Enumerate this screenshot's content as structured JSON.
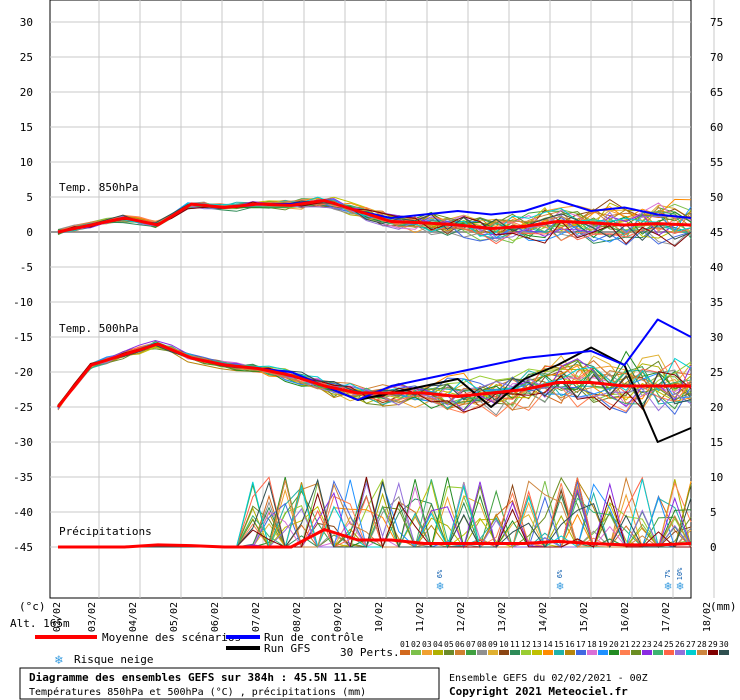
{
  "labels": {
    "temp850": "Temp. 850hPa",
    "temp500": "Temp. 500hPa",
    "precip": "Précipitations",
    "unit_left": "(°c)",
    "unit_right": "(mm)",
    "altitude": "Alt. 165m"
  },
  "legend": {
    "mean": "Moyenne des scénarios",
    "control": "Run de contrôle",
    "gfs": "Run GFS",
    "snow": "Risque neige",
    "perts": "30 Perts.",
    "pert_numbers": [
      "01",
      "02",
      "03",
      "04",
      "05",
      "06",
      "07",
      "08",
      "09",
      "10",
      "11",
      "12",
      "13",
      "14",
      "15",
      "16",
      "17",
      "18",
      "19",
      "20",
      "21",
      "22",
      "23",
      "24",
      "25",
      "26",
      "27",
      "28",
      "29",
      "30"
    ]
  },
  "info": {
    "title": "Diagramme des ensembles GEFS sur 384h : 45.5N 11.5E",
    "subtitle": "Températures 850hPa et 500hPa (°C) , précipitations (mm)",
    "run": "Ensemble GEFS du 02/02/2021 - 00Z",
    "copyright": "Copyright 2021 Meteociel.fr"
  },
  "colors": {
    "mean": "#ff0000",
    "control": "#0000ff",
    "gfs": "#000000",
    "snow": "#3a9de0",
    "perturbations": [
      "#d2691e",
      "#7cc04a",
      "#f0a030",
      "#b0b000",
      "#6a8a2a",
      "#d08030",
      "#40a040",
      "#909090",
      "#e0b030",
      "#8b4513",
      "#2e8b57",
      "#9acd32",
      "#c0c000",
      "#ff8c00",
      "#20b2aa",
      "#b8860b",
      "#4169e1",
      "#da70d6",
      "#1e90ff",
      "#228b22",
      "#ff7f50",
      "#6b8e23",
      "#8a2be2",
      "#3cb371",
      "#ff6347",
      "#9370db",
      "#00ced1",
      "#cd853f",
      "#800000",
      "#2f4f4f"
    ]
  },
  "chart_data": {
    "type": "line",
    "x_unit": "date",
    "x_start": "2021-02-02 00Z",
    "x_range_hours": [
      0,
      384
    ],
    "x_tick_labels": [
      "03/02",
      "04/02",
      "05/02",
      "06/02",
      "07/02",
      "08/02",
      "09/02",
      "10/02",
      "11/02",
      "12/02",
      "13/02",
      "14/02",
      "15/02",
      "16/02",
      "17/02",
      "18/02"
    ],
    "y_left": {
      "label": "(°c)",
      "range": [
        -45,
        30
      ],
      "ticks": [
        30,
        25,
        20,
        15,
        10,
        5,
        0,
        -5,
        -10,
        -15,
        -20,
        -25,
        -30,
        -35,
        -40,
        -45
      ]
    },
    "y_right": {
      "label": "(mm)",
      "range": [
        0,
        75
      ],
      "ticks": [
        75,
        70,
        65,
        60,
        55,
        50,
        45,
        40,
        35,
        30,
        25,
        20,
        15,
        10,
        5,
        0
      ]
    },
    "grid": true,
    "snow_risk": [
      {
        "date": "11/02",
        "value": "6%"
      },
      {
        "date": "14/02",
        "value": "6%"
      },
      {
        "date": "17/02",
        "value": "7%"
      },
      {
        "date": "18/02",
        "value": "10%"
      }
    ],
    "series": [
      {
        "name": "Moyenne des scénarios",
        "panel": "Temp. 850hPa",
        "axis": "left",
        "x": [
          "02/02",
          "02/02",
          "03/02",
          "03/02",
          "04/02",
          "05/02",
          "06/02",
          "07/02",
          "07/02",
          "08/02",
          "09/02",
          "10/02",
          "11/02",
          "12/02",
          "13/02",
          "14/02",
          "15/02",
          "16/02",
          "17/02",
          "18/02"
        ],
        "values": [
          0,
          1,
          2,
          1,
          4,
          3.5,
          4,
          3.8,
          4.5,
          3,
          1.5,
          1.3,
          1.0,
          0.5,
          0.8,
          1.5,
          1.3,
          1.0,
          1.2,
          1.0
        ]
      },
      {
        "name": "Moyenne des scénarios",
        "panel": "Temp. 500hPa",
        "axis": "left",
        "x": [
          "02/02",
          "02/02",
          "03/02",
          "03/02",
          "04/02",
          "05/02",
          "06/02",
          "07/02",
          "07/02",
          "08/02",
          "09/02",
          "10/02",
          "11/02",
          "12/02",
          "13/02",
          "14/02",
          "15/02",
          "16/02",
          "17/02",
          "18/02"
        ],
        "values": [
          -25,
          -19,
          -17.5,
          -16,
          -18,
          -19,
          -19.5,
          -20.5,
          -22,
          -23,
          -23,
          -23,
          -23.5,
          -23,
          -22.5,
          -21.5,
          -21.5,
          -22,
          -22,
          -22
        ]
      },
      {
        "name": "Moyenne des scénarios",
        "panel": "Précipitations",
        "axis": "right",
        "x": [
          "02/02",
          "02/02",
          "03/02",
          "03/02",
          "04/02",
          "05/02",
          "06/02",
          "07/02",
          "07/02",
          "08/02",
          "09/02",
          "10/02",
          "11/02",
          "12/02",
          "13/02",
          "14/02",
          "15/02",
          "16/02",
          "17/02",
          "18/02"
        ],
        "values": [
          0,
          0,
          0,
          0.3,
          0.2,
          0,
          0,
          0,
          2.5,
          1.0,
          1.0,
          0.5,
          0.5,
          0.5,
          0.5,
          0.8,
          0.5,
          0.3,
          0.3,
          0.5
        ]
      },
      {
        "name": "Run de contrôle",
        "panel": "Temp. 850hPa",
        "axis": "left",
        "x": [
          "02/02",
          "02/02",
          "03/02",
          "03/02",
          "04/02",
          "05/02",
          "06/02",
          "07/02",
          "07/02",
          "08/02",
          "09/02",
          "10/02",
          "11/02",
          "12/02",
          "13/02",
          "14/02",
          "15/02",
          "16/02",
          "17/02",
          "18/02"
        ],
        "values": [
          0,
          1,
          2,
          1,
          4,
          3.5,
          4,
          4,
          4.5,
          3,
          2,
          2.5,
          3,
          2.5,
          3,
          4.5,
          3,
          3.5,
          2.5,
          2
        ]
      },
      {
        "name": "Run de contrôle",
        "panel": "Temp. 500hPa",
        "axis": "left",
        "x": [
          "02/02",
          "02/02",
          "03/02",
          "03/02",
          "04/02",
          "05/02",
          "06/02",
          "07/02",
          "07/02",
          "08/02",
          "09/02",
          "10/02",
          "11/02",
          "12/02",
          "13/02",
          "14/02",
          "15/02",
          "16/02",
          "17/02",
          "18/02"
        ],
        "values": [
          -25,
          -19,
          -17.5,
          -16,
          -18,
          -19,
          -19.5,
          -20,
          -22,
          -24,
          -22,
          -21,
          -20,
          -19,
          -18,
          -17.5,
          -17,
          -19,
          -12.5,
          -15
        ]
      },
      {
        "name": "Run GFS",
        "panel": "Temp. 500hPa",
        "axis": "left",
        "x": [
          "02/02",
          "02/02",
          "03/02",
          "03/02",
          "04/02",
          "05/02",
          "06/02",
          "07/02",
          "07/02",
          "08/02",
          "09/02",
          "10/02",
          "11/02",
          "12/02",
          "13/02",
          "14/02",
          "15/02",
          "16/02",
          "17/02",
          "18/02"
        ],
        "values": [
          -25,
          -19,
          -17.5,
          -16,
          -18,
          -19,
          -19.5,
          -20.5,
          -22,
          -24,
          -23,
          -22,
          -21,
          -25,
          -21,
          -19,
          -16.5,
          -19,
          -30,
          -28
        ]
      }
    ]
  }
}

= = = = = = =

→ Challenge:
From the records above, pick out and copy each line holding the word "date".

→ Answer:
    "x_unit": "date",
        "date": "11/02",
        "date": "14/02",
        "date": "17/02",
        "date": "18/02",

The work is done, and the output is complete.